> The task:
Transcribe all of the material exactly, except for its pictures.

> Supplied records:
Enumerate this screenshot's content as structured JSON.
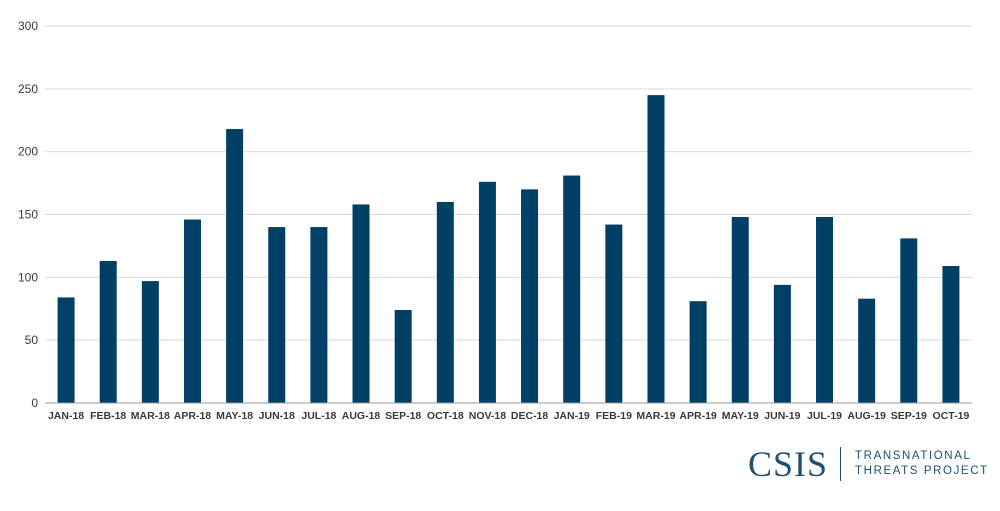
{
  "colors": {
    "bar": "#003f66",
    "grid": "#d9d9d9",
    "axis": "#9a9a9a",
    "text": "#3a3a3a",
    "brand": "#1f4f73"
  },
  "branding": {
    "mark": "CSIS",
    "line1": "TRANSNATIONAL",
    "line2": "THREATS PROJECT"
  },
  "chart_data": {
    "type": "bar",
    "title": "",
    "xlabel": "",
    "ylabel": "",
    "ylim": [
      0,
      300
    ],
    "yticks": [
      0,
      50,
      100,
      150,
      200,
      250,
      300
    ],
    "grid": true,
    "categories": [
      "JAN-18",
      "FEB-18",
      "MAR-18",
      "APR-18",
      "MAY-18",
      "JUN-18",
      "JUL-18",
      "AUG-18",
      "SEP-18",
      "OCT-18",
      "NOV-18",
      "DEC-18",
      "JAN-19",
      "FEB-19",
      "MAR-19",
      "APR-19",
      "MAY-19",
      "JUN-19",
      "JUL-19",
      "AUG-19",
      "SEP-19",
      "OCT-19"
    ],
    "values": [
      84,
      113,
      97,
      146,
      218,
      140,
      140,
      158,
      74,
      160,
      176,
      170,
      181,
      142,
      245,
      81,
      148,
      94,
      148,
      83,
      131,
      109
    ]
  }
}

> Complete output:
Enumerate this screenshot's content as structured JSON.
{
  "colors": {
    "bar": "#003f66",
    "grid": "#d9d9d9",
    "axis": "#9a9a9a",
    "text": "#3a3a3a",
    "brand": "#1f4f73"
  },
  "branding": {
    "mark": "CSIS",
    "line1": "TRANSNATIONAL",
    "line2": "THREATS PROJECT"
  },
  "chart_data": {
    "type": "bar",
    "title": "",
    "xlabel": "",
    "ylabel": "",
    "ylim": [
      0,
      300
    ],
    "yticks": [
      0,
      50,
      100,
      150,
      200,
      250,
      300
    ],
    "grid": true,
    "categories": [
      "JAN-18",
      "FEB-18",
      "MAR-18",
      "APR-18",
      "MAY-18",
      "JUN-18",
      "JUL-18",
      "AUG-18",
      "SEP-18",
      "OCT-18",
      "NOV-18",
      "DEC-18",
      "JAN-19",
      "FEB-19",
      "MAR-19",
      "APR-19",
      "MAY-19",
      "JUN-19",
      "JUL-19",
      "AUG-19",
      "SEP-19",
      "OCT-19"
    ],
    "values": [
      84,
      113,
      97,
      146,
      218,
      140,
      140,
      158,
      74,
      160,
      176,
      170,
      181,
      142,
      245,
      81,
      148,
      94,
      148,
      83,
      131,
      109
    ]
  }
}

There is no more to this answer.